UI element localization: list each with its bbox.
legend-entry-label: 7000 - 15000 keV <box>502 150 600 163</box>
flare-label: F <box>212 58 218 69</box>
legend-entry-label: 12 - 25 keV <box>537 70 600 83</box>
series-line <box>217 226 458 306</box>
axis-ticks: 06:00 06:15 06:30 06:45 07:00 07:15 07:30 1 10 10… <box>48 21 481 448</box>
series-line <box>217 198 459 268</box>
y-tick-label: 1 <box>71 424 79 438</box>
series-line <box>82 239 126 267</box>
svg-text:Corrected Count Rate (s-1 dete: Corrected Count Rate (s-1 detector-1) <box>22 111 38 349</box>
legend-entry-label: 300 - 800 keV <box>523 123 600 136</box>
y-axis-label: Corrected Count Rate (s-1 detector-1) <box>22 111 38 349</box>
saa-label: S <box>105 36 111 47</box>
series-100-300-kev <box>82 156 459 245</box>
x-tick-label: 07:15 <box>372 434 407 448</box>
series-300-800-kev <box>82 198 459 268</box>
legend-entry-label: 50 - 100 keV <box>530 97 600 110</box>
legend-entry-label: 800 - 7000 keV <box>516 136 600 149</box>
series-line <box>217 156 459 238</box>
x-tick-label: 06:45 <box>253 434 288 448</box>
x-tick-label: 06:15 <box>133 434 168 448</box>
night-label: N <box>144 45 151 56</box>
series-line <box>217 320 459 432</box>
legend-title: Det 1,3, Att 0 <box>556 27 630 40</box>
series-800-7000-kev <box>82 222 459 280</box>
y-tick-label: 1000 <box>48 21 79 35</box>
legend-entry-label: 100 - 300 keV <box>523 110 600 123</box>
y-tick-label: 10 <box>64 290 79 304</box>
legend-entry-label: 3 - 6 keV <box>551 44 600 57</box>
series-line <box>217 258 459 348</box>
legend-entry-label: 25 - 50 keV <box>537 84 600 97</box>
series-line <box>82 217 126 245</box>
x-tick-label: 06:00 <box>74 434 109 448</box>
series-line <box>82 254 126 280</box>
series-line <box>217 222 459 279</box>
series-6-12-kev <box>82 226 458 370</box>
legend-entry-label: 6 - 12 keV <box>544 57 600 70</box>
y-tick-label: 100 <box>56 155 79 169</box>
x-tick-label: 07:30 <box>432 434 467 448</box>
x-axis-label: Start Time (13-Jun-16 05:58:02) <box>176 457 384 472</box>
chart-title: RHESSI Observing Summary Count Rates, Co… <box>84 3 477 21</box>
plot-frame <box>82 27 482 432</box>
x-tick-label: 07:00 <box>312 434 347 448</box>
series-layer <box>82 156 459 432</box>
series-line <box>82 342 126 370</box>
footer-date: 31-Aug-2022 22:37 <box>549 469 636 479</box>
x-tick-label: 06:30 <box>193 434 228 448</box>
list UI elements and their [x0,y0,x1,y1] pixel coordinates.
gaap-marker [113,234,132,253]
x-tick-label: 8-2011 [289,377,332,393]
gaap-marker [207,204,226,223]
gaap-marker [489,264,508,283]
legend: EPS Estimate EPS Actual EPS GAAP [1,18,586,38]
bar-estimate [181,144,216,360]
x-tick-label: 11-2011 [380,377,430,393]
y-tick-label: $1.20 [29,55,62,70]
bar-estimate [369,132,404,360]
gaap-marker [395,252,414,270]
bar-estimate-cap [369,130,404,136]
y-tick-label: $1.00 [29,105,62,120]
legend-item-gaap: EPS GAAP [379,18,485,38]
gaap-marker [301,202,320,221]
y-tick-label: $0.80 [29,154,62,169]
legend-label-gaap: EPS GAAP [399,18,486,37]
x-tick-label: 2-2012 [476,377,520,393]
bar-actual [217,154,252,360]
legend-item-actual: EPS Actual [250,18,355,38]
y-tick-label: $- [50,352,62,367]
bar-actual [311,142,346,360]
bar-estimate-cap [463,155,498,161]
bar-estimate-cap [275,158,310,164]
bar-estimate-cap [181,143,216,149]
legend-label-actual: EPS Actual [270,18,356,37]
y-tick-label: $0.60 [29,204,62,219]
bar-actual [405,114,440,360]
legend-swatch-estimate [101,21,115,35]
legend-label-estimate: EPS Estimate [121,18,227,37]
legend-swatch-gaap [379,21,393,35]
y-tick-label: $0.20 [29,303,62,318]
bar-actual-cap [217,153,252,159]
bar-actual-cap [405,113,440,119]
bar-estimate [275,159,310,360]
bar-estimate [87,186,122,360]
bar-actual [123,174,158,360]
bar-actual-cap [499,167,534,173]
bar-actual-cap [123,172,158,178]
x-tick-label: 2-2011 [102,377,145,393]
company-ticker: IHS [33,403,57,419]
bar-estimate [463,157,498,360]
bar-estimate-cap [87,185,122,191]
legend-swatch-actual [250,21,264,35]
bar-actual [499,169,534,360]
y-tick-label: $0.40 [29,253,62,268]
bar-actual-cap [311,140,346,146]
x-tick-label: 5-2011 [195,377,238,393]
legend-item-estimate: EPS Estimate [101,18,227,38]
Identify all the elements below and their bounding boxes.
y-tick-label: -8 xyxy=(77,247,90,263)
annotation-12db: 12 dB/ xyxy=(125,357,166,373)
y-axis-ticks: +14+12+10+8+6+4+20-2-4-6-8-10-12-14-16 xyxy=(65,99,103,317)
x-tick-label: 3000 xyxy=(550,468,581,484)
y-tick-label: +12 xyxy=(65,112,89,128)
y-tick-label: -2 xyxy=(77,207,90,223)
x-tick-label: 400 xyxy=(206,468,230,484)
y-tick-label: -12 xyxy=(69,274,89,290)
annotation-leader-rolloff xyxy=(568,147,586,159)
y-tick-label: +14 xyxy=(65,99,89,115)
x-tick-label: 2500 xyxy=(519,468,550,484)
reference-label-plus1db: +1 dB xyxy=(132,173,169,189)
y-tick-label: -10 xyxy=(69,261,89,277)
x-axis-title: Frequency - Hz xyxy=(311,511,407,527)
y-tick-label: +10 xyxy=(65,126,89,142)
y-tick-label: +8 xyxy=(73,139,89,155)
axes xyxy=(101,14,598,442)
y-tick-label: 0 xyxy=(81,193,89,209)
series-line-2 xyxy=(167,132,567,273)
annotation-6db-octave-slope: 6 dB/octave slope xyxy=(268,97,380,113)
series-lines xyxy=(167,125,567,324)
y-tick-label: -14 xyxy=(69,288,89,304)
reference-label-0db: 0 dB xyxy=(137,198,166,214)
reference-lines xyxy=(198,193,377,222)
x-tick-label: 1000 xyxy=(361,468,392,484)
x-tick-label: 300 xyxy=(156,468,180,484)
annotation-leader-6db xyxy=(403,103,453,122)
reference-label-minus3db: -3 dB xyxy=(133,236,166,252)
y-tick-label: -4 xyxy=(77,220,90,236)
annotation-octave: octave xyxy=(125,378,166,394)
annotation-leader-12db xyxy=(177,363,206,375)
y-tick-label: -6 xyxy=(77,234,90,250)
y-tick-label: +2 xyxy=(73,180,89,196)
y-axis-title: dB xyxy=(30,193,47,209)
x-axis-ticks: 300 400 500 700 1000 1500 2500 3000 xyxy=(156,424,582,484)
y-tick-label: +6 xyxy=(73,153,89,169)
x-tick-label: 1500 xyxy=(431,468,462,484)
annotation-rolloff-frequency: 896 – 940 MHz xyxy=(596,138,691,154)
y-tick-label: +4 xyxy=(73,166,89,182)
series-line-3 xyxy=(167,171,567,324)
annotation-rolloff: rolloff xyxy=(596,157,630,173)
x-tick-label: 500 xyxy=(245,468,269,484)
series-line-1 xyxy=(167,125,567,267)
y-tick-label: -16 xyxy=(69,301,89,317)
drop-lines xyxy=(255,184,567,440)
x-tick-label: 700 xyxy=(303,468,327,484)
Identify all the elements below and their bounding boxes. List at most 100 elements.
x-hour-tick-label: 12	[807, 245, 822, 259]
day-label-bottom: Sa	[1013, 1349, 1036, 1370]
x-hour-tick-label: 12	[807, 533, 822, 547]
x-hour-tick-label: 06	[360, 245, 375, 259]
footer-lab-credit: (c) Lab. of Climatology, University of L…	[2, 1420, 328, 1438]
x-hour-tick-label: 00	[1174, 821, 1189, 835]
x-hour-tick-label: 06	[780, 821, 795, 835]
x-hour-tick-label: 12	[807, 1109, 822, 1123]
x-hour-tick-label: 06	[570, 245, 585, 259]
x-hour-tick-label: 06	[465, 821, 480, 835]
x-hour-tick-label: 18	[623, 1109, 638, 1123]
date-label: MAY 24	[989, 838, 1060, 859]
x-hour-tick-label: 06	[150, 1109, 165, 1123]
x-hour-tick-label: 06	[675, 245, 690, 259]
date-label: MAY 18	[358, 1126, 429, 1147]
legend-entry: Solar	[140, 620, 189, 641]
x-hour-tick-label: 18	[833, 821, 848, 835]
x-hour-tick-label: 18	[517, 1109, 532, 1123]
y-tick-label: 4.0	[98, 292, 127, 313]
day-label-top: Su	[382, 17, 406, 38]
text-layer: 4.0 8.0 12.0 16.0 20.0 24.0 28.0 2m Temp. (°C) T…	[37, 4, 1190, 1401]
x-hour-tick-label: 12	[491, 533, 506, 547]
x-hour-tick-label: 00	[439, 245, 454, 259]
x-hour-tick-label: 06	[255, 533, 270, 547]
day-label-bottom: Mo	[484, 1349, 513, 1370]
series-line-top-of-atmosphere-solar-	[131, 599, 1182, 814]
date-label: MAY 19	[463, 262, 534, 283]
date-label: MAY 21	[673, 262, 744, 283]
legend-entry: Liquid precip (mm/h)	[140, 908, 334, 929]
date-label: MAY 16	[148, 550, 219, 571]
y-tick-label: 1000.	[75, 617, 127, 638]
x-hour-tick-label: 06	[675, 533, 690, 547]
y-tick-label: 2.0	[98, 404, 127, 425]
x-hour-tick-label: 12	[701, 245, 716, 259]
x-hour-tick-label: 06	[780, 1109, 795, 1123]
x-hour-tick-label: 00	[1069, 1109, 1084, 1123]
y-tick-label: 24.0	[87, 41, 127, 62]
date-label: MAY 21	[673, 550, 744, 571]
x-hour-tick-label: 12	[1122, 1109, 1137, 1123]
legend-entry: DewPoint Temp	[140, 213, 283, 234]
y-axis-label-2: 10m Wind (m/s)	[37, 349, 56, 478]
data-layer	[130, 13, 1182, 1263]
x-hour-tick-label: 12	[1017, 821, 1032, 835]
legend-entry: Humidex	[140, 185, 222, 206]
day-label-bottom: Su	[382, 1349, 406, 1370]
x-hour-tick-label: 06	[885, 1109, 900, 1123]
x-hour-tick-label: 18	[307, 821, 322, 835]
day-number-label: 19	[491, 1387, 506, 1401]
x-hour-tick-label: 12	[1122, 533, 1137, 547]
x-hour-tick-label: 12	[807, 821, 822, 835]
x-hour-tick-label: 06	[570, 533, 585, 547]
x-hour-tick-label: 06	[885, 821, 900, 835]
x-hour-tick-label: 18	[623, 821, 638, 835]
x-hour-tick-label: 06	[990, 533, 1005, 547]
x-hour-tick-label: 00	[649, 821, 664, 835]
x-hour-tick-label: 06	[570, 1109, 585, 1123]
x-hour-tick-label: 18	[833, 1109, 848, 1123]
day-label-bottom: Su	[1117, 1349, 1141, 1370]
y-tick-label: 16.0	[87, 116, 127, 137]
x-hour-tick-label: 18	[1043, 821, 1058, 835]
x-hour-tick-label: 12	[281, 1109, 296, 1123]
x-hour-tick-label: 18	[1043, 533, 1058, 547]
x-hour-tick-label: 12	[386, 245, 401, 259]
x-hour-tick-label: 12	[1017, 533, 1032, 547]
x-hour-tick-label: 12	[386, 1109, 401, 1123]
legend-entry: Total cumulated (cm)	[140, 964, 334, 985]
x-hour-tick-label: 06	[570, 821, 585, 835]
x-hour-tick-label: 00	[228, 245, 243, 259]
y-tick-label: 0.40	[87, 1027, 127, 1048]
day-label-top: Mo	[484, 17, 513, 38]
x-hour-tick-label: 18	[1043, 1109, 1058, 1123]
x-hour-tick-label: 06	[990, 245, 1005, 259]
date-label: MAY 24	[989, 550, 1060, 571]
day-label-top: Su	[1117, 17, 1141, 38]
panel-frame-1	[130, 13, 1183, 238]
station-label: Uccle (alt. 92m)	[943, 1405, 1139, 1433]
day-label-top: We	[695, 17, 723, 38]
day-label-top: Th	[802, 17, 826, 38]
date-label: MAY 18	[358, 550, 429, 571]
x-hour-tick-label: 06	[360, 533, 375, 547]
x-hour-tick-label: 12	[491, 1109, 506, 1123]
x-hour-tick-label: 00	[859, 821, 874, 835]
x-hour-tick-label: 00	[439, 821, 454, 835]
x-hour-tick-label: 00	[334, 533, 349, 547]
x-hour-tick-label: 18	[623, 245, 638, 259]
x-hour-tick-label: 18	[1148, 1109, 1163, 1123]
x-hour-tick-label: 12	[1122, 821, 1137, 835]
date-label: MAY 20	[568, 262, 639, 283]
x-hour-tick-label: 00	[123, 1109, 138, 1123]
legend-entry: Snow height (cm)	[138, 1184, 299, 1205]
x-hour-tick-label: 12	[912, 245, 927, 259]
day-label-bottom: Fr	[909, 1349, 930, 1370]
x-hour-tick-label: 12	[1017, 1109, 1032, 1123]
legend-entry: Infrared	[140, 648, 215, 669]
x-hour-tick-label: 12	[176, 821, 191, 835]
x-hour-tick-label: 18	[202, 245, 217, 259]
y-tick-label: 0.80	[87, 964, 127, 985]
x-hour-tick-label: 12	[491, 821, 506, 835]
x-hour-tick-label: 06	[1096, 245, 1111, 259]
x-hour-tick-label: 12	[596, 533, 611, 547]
┄┄┄┄┄┄
### [What the task requires]
Rewrite the listing from its first line through the line containing "x-tick-label: 06:00 <box>74 434 109 448</box>", changing "legend-entry-label" to "legend-item-label" and leaving everything else as it stands.

### [Completed exercise]
UI element localization: list each with its bbox.
legend-item-label: 7000 - 15000 keV <box>502 150 600 163</box>
flare-label: F <box>212 58 218 69</box>
legend-item-label: 12 - 25 keV <box>537 70 600 83</box>
series-line <box>217 226 458 306</box>
axis-ticks: 06:00 06:15 06:30 06:45 07:00 07:15 07:30 1 10 10… <box>48 21 481 448</box>
series-line <box>217 198 459 268</box>
y-tick-label: 1 <box>71 424 79 438</box>
series-line <box>82 239 126 267</box>
svg-text:Corrected Count Rate (s-1 dete: Corrected Count Rate (s-1 detector-1) <box>22 111 38 349</box>
legend-item-label: 300 - 800 keV <box>523 123 600 136</box>
y-axis-label: Corrected Count Rate (s-1 detector-1) <box>22 111 38 349</box>
saa-label: S <box>105 36 111 47</box>
series-100-300-kev <box>82 156 459 245</box>
x-tick-label: 07:15 <box>372 434 407 448</box>
series-300-800-kev <box>82 198 459 268</box>
legend-item-label: 50 - 100 keV <box>530 97 600 110</box>
legend-item-label: 800 - 7000 keV <box>516 136 600 149</box>
series-line <box>217 156 459 238</box>
x-tick-label: 06:45 <box>253 434 288 448</box>
x-tick-label: 06:15 <box>133 434 168 448</box>
night-label: N <box>144 45 151 56</box>
series-line <box>217 320 459 432</box>
legend-title: Det 1,3, Att 0 <box>556 27 630 40</box>
series-800-7000-kev <box>82 222 459 280</box>
y-tick-label: 1000 <box>48 21 79 35</box>
legend-item-label: 100 - 300 keV <box>523 110 600 123</box>
y-tick-label: 10 <box>64 290 79 304</box>
legend-item-label: 3 - 6 keV <box>551 44 600 57</box>
series-line <box>217 258 459 348</box>
legend-item-label: 25 - 50 keV <box>537 84 600 97</box>
series-line <box>82 217 126 245</box>
x-tick-label: 06:00 <box>74 434 109 448</box>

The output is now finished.